__GIVEN PASSAGE__:
-- BEGIN --

As maintenance work at Eskom plants is reduced to ensure electricity supply, South Africa’s power system will remain tight this winter, the company’s acting CEO Collin Matjila said on Thursday.

“The country still remains vulnerable,” Matjila told media at Eskom’s Quarterly State of the System briefing, as the country heads into winter.

Matjila said this winter, the entity anticipates that the load will increase to 36 gigawatts (GW), with maintenance expected to continue but at a lesser pace so as to ensure security of supply this winter. Last year, the peak was at 35.4 GW in June.

In the last three years, Eskom had increased maintenance work at its plants but has recently been “ramping down” maintenance work, even though it will continue. Eskom, said Matjila, is confident of its ability to supply energy over this winter period.

Matjila supported Eskom chairman Zola Tsotsi’s call for South Africans to reduce their electricity usage, as the country’s power system remains severely constrained and will remain vulnerable until new power comes on board.

-- END --

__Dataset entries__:
-- BEGIN --

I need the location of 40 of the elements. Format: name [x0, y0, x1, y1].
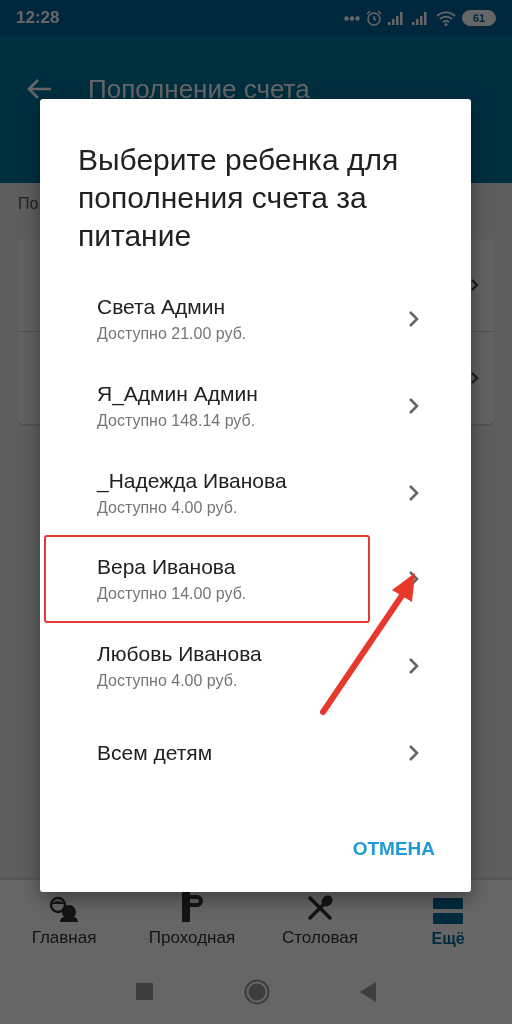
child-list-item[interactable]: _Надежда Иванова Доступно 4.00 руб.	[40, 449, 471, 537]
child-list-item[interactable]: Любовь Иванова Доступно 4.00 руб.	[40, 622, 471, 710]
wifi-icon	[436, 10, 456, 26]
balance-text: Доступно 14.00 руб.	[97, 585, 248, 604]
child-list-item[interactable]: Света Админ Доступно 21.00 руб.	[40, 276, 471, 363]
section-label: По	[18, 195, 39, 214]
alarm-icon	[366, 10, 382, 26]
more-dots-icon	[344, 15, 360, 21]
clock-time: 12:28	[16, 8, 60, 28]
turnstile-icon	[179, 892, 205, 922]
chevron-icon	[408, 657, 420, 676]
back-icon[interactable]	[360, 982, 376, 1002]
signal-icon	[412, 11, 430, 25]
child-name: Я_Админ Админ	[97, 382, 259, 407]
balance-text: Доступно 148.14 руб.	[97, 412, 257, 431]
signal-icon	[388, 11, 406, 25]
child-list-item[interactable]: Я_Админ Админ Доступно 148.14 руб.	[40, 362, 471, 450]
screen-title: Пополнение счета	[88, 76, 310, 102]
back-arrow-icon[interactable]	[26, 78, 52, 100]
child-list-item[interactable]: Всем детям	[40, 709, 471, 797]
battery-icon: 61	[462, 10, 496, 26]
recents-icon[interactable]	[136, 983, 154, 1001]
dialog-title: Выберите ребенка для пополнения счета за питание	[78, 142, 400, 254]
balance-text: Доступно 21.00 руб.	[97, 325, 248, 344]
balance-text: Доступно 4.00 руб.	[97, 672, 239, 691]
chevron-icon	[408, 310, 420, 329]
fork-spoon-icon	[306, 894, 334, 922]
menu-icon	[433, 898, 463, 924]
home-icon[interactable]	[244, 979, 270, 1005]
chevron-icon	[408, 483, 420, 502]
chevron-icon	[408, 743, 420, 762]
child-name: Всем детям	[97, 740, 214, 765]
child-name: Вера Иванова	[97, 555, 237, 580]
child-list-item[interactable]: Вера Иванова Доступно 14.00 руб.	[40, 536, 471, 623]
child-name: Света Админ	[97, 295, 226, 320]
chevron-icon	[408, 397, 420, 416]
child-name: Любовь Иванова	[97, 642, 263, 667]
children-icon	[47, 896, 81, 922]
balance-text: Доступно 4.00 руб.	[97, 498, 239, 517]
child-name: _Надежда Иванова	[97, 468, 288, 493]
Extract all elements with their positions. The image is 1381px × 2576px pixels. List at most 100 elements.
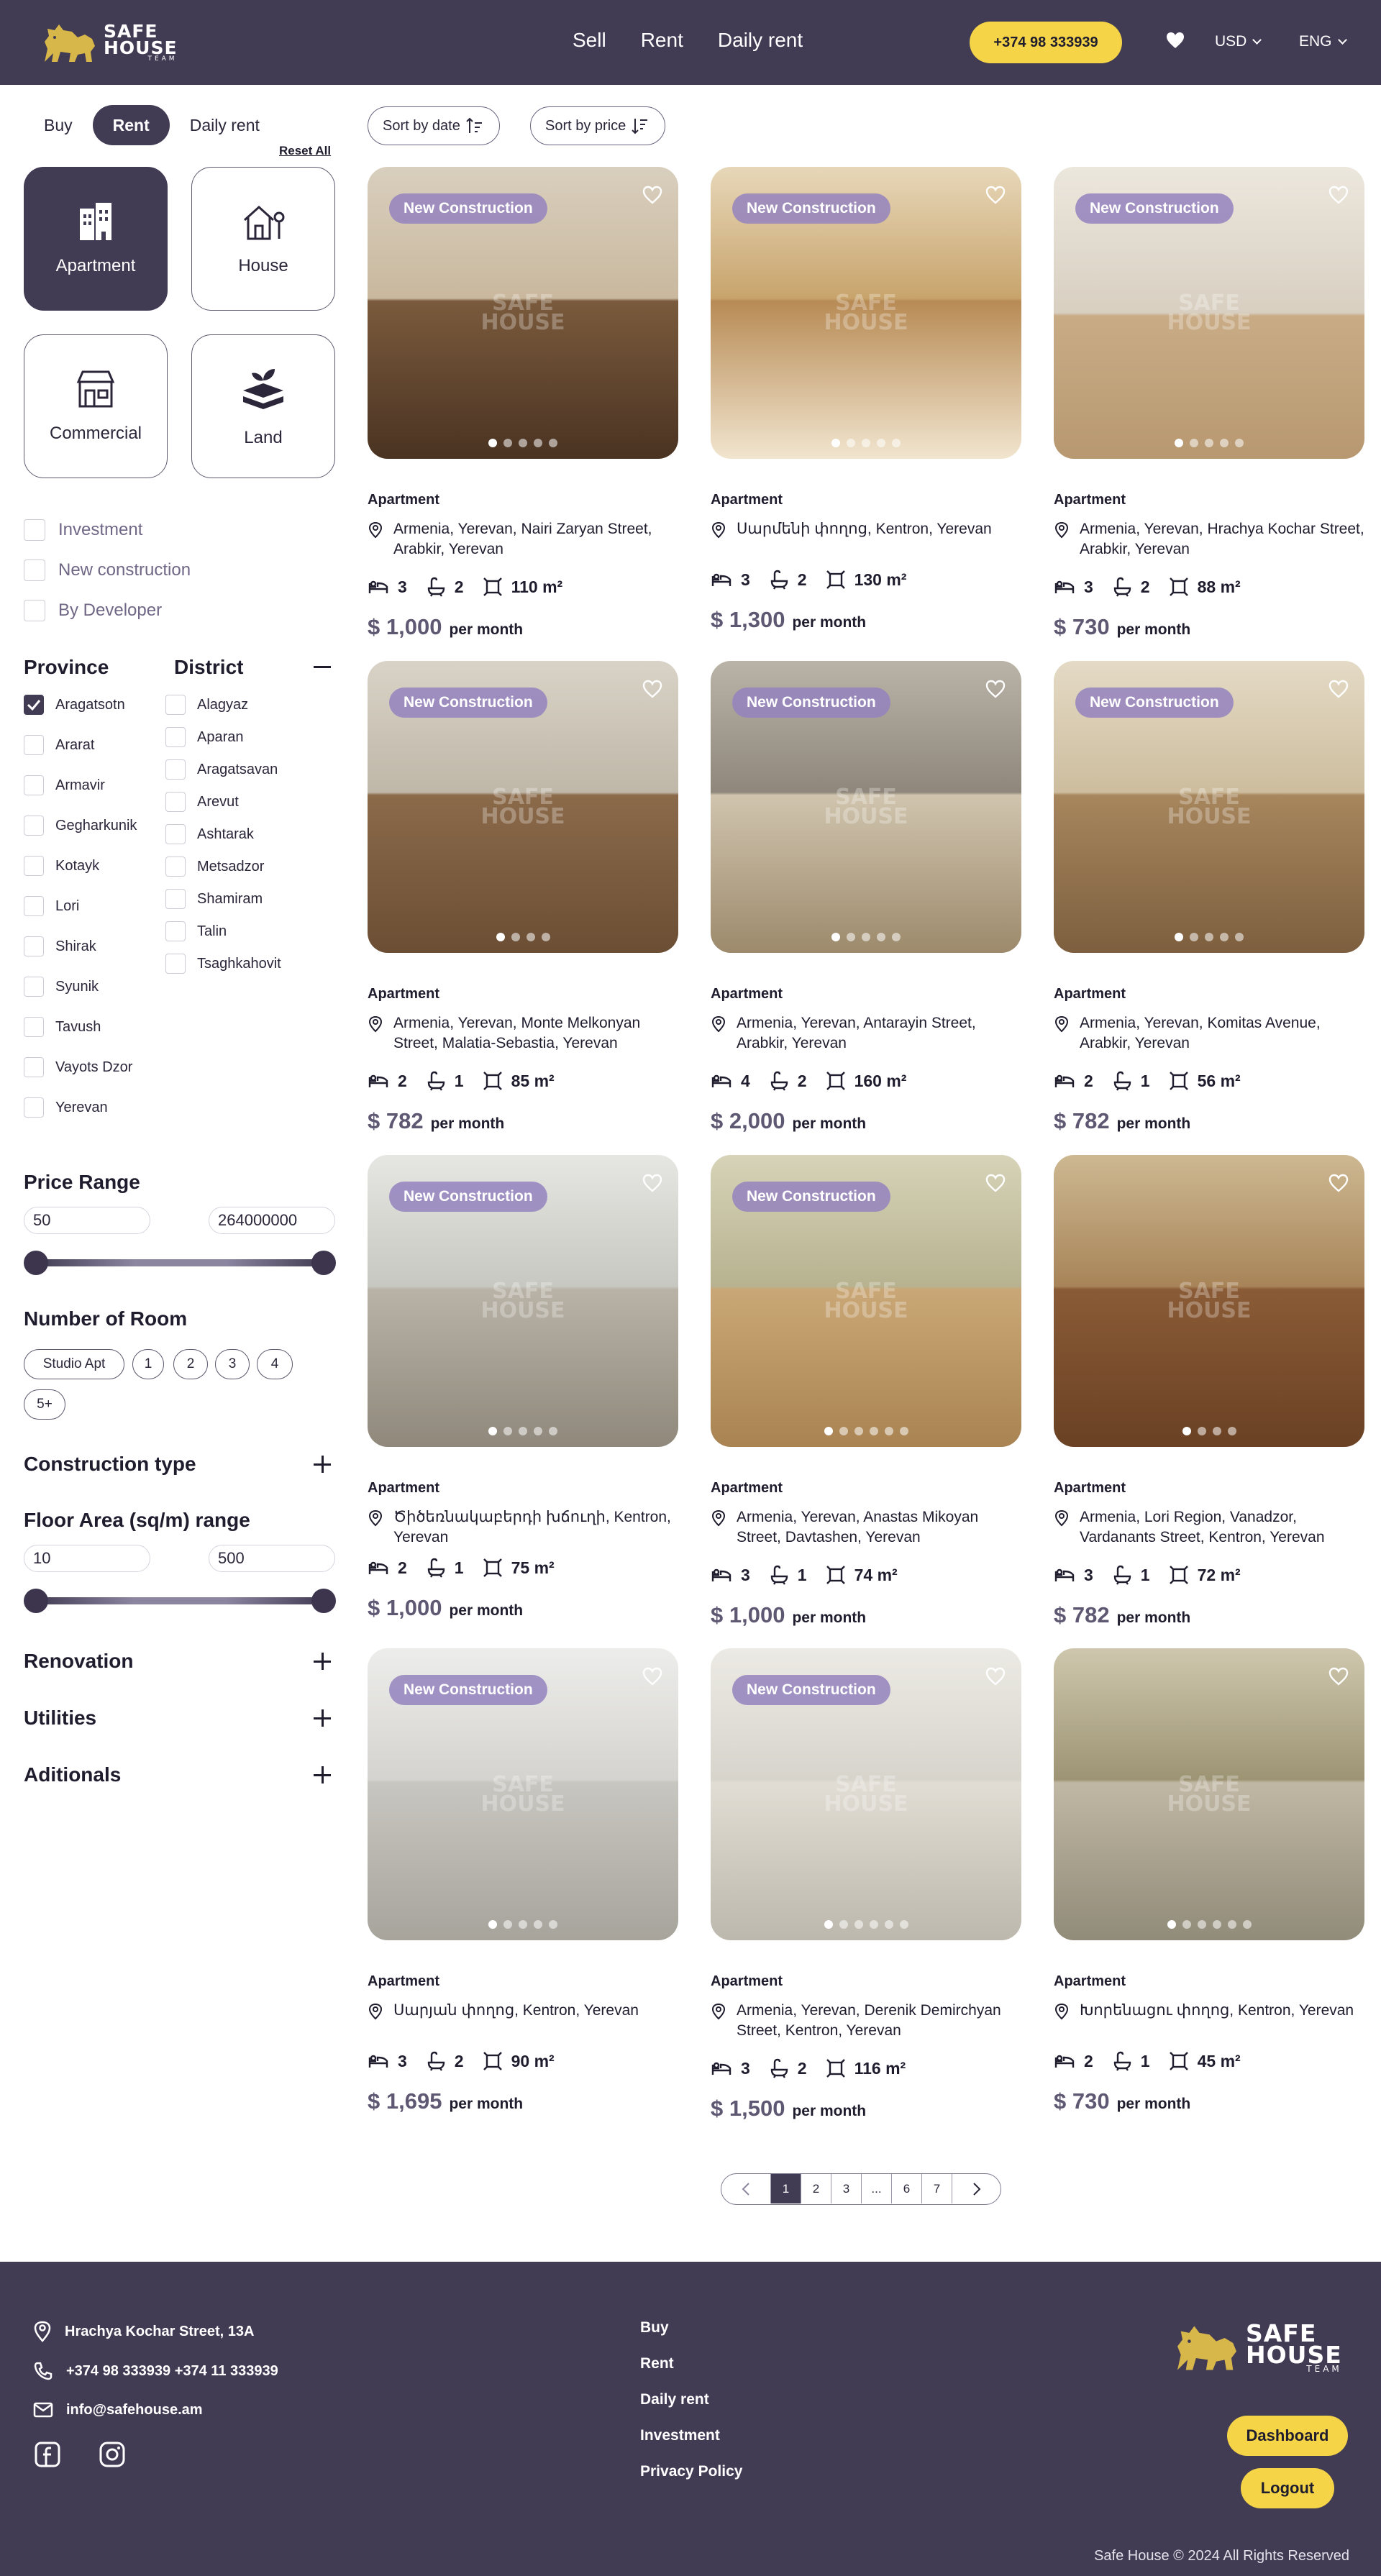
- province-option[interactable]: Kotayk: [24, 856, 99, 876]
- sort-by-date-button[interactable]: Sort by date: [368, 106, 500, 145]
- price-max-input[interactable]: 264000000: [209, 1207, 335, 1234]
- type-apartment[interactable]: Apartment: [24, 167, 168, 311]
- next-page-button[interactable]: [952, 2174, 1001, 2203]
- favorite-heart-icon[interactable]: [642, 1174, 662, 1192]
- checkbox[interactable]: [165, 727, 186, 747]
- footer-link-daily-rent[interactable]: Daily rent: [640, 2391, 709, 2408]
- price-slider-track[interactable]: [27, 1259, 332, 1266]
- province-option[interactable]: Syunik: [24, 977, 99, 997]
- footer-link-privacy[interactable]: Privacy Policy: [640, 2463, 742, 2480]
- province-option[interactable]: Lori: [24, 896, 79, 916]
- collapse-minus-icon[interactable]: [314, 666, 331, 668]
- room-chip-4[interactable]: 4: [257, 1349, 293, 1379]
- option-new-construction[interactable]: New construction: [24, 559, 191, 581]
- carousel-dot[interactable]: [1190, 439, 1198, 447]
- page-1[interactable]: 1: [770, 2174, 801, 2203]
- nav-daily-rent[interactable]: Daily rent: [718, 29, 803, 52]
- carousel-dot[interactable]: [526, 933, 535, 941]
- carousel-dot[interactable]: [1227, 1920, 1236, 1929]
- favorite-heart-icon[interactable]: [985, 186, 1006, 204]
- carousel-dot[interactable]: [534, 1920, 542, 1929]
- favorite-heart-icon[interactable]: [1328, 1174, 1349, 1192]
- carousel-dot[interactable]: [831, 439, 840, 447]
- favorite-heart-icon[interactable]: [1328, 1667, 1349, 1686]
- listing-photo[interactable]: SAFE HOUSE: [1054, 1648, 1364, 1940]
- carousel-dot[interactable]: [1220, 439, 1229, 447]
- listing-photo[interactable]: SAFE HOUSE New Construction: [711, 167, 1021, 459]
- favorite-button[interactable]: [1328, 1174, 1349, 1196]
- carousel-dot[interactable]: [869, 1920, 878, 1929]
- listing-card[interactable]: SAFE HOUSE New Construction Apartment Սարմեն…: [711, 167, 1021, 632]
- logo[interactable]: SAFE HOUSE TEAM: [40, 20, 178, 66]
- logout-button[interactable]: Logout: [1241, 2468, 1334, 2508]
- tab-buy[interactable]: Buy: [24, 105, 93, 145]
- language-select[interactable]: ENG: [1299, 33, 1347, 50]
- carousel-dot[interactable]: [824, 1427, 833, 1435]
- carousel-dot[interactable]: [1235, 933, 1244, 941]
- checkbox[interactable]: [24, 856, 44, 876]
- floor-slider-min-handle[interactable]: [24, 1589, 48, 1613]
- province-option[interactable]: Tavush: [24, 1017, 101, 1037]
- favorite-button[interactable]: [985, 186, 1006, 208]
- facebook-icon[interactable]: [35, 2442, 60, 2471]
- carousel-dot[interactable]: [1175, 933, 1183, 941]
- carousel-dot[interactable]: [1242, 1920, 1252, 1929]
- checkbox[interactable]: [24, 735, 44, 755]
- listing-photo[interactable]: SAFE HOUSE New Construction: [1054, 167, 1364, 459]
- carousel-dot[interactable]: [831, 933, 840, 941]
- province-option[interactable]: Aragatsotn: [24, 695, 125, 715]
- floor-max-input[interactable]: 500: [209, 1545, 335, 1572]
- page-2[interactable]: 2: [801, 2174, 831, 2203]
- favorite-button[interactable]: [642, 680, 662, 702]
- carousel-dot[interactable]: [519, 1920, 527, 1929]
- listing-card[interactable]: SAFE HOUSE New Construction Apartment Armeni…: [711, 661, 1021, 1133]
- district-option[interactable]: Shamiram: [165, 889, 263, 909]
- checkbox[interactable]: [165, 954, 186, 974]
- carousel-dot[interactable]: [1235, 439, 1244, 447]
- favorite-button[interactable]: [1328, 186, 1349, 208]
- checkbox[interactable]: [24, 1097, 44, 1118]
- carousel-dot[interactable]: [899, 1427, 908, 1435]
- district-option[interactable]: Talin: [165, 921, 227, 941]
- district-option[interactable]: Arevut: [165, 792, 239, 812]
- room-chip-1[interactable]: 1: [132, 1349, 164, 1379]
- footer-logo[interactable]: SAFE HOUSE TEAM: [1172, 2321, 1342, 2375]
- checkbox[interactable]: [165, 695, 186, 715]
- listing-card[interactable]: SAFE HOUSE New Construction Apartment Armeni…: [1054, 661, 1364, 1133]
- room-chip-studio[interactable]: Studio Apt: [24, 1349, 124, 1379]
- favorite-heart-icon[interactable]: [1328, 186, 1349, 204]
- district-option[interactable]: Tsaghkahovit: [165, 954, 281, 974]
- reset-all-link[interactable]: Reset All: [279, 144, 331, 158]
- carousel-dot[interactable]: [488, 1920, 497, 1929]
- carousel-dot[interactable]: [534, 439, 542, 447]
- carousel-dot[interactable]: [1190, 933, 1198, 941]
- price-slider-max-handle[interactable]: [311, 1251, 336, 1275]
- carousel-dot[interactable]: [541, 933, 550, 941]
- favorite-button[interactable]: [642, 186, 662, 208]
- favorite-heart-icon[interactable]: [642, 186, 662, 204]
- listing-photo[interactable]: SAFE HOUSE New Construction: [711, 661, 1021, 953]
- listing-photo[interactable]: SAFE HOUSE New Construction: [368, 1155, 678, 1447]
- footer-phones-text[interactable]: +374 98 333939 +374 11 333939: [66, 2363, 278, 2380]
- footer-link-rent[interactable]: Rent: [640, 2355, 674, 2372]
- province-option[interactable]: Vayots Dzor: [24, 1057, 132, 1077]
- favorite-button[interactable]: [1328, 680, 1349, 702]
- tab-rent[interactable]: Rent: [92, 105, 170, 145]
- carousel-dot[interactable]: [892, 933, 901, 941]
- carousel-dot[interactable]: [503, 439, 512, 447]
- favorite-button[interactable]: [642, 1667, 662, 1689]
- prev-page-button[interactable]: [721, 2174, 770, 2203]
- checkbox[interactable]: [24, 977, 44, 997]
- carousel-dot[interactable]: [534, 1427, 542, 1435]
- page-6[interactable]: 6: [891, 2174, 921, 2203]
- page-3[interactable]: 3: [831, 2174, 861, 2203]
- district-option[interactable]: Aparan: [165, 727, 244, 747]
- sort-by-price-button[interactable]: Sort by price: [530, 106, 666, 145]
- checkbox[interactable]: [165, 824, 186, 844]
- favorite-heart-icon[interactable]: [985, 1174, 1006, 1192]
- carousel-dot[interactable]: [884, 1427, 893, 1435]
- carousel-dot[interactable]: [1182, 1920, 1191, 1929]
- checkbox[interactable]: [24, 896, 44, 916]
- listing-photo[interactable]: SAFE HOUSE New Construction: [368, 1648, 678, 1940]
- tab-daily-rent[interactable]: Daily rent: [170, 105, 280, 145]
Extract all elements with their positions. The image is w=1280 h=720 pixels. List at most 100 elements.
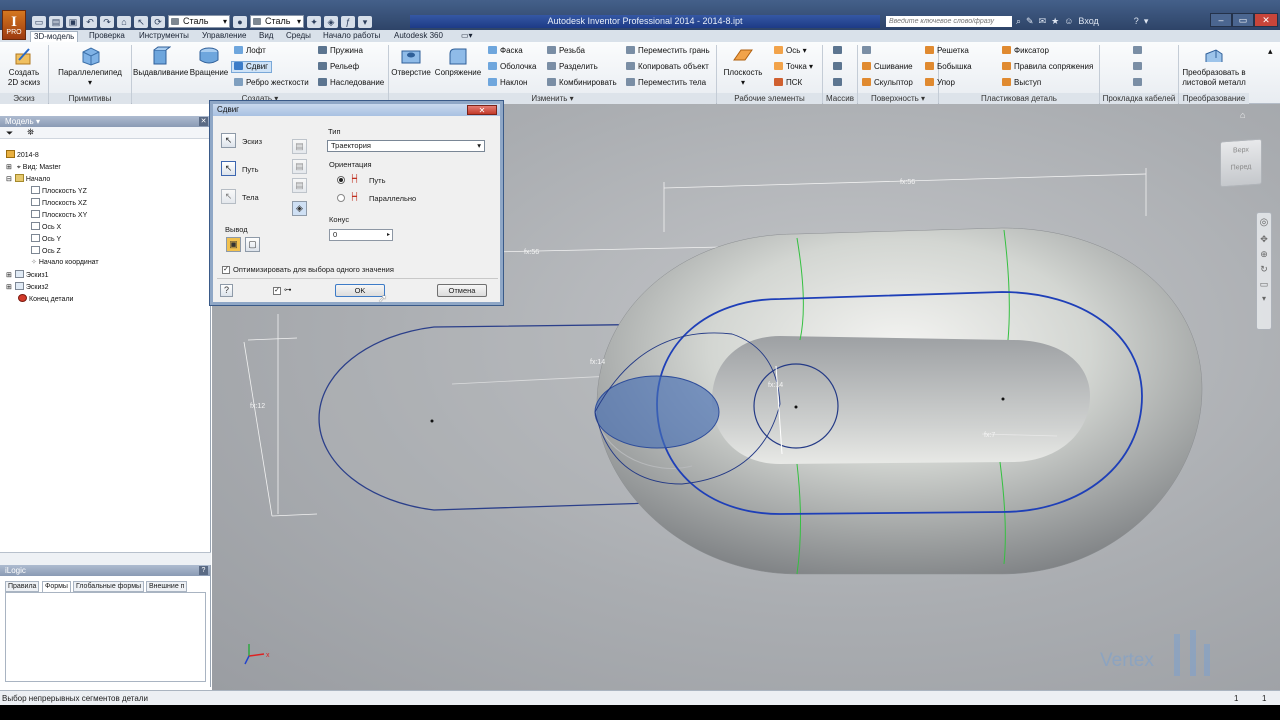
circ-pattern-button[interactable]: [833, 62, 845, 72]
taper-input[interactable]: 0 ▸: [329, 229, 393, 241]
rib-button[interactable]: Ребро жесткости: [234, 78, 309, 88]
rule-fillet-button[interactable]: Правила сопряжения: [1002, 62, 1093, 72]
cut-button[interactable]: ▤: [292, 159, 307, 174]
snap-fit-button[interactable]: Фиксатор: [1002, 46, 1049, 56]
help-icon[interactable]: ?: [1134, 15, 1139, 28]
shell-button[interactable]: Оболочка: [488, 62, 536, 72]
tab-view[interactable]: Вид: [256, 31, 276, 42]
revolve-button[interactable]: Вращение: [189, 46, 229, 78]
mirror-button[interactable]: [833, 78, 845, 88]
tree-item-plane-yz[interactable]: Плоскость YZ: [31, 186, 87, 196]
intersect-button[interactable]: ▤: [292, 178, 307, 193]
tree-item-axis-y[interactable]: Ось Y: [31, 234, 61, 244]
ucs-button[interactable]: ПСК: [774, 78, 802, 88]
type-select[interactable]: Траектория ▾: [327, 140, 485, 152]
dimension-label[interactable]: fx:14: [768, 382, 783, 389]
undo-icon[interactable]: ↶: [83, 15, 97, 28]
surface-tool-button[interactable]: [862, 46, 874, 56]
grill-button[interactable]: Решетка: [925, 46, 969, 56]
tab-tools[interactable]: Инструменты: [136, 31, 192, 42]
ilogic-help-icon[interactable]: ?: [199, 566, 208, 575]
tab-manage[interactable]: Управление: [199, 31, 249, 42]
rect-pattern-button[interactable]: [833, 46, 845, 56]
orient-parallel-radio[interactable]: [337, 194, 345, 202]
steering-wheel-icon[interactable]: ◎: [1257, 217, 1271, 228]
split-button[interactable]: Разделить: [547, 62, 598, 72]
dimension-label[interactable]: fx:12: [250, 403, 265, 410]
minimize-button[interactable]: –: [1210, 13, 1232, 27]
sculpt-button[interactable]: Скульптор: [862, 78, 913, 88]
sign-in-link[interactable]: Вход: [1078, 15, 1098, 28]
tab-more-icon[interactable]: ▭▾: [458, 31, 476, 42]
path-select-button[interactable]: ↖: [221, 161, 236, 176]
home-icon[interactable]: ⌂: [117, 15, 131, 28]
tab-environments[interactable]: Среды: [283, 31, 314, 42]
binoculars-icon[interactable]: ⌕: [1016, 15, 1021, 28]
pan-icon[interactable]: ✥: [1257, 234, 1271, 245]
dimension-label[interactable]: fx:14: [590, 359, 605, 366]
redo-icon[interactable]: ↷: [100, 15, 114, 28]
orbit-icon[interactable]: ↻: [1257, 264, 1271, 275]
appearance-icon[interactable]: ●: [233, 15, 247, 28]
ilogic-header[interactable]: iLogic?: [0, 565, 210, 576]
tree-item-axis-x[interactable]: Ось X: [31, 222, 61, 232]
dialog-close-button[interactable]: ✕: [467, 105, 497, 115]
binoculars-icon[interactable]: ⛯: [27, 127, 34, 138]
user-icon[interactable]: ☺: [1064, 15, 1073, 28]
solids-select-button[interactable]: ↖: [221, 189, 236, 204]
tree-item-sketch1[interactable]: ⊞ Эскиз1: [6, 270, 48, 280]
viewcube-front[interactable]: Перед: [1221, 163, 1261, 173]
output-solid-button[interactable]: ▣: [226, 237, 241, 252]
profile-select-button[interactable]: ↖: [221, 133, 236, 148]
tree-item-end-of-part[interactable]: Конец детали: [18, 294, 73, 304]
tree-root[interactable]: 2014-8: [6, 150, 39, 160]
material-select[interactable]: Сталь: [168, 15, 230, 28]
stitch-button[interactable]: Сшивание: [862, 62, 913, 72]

-- END --

__DIRECTIONS__:
A. Translate this sentence from the Eskom passage into Spanish: "Last year, the peak was at 35.4 GW in June."
B. Rewrite the listing lines as a Markdown table with columns n and Line, beginning at the line that contains "- province-option[interactable]: Kotayk: [24, 856, 99, 876]" and continuing through the line that contains "167, 1021, 459]". Number each row and leave out blank lines.

__WORKED SOLUTIONS__:
A. El año pasado, el pico fue de 35,4 GW en junio.

B.
| n | Line |
|---|---|
| 1 | - province-option[interactable]: Kotayk: [24, 856, 99, 876] |
| 2 | - sort-by-date-button[interactable]: Sort by date: [368, 106, 500, 145] |
| 3 | - price-max-input[interactable]: 264000000: [209, 1207, 335, 1234] |
| 4 | - type-apartment[interactable]: Apartment: [24, 167, 168, 311] |
| 5 | - next-page-button[interactable]: [952, 2174, 1001, 2203] |
| 6 | - favorite-heart-icon[interactable]: [642, 1174, 662, 1192] |
| 7 | - checkbox[interactable]: [165, 727, 186, 747] |
| 8 | - footer-link-daily-rent[interactable]: Daily rent: [640, 2391, 709, 2408] |
| 9 | - price-slider-track[interactable]: [27, 1259, 332, 1266] |
| 10 | - province-option[interactable]: Syunik: [24, 977, 99, 997] |
| 11 | - footer-link-privacy[interactable]: Privacy Policy: [640, 2463, 742, 2480] |
| 12 | - province-option[interactable]: Lori: [24, 896, 79, 916] |
| 13 | - collapse-minus-icon[interactable]: [314, 666, 331, 668] |
| 14 | - room-chip-4[interactable]: 4: [257, 1349, 293, 1379] |
| 15 | - option-new-construction[interactable]: New construction: [24, 559, 191, 581] |
| 16 | - carousel-dot[interactable]: [1190, 439, 1198, 447] |
| 17 | - page-1[interactable]: 1: [770, 2174, 801, 2203] |
| 18 | - nav-daily-rent[interactable]: Daily rent: [718, 29, 803, 52] |
| 19 | - carousel-dot[interactable]: [526, 933, 535, 941] |
| 20 | - carousel-dot[interactable]: [1227, 1920, 1236, 1929] |
| 21 | - favorite-heart-icon[interactable]: [985, 186, 1006, 204] |
| 22 | - carousel-dot[interactable]: [534, 1920, 542, 1929] |
| 23 | - favorite-heart-icon[interactable]: [1328, 1174, 1349, 1192] |
| 24 | - carousel-dot[interactable]: [831, 439, 840, 447] |
| 25 | - favorite-heart-icon[interactable]: [1328, 1667, 1349, 1686] |
| 26 | - listing-photo[interactable]: SAFE HOUSE: [1054, 1648, 1364, 1940] |
| 27 | - carousel-dot[interactable]: [1220, 439, 1229, 447] |
| 28 | - listing-photo[interactable]: SAFE HOUSE New Construction: [711, 167, 1021, 459] |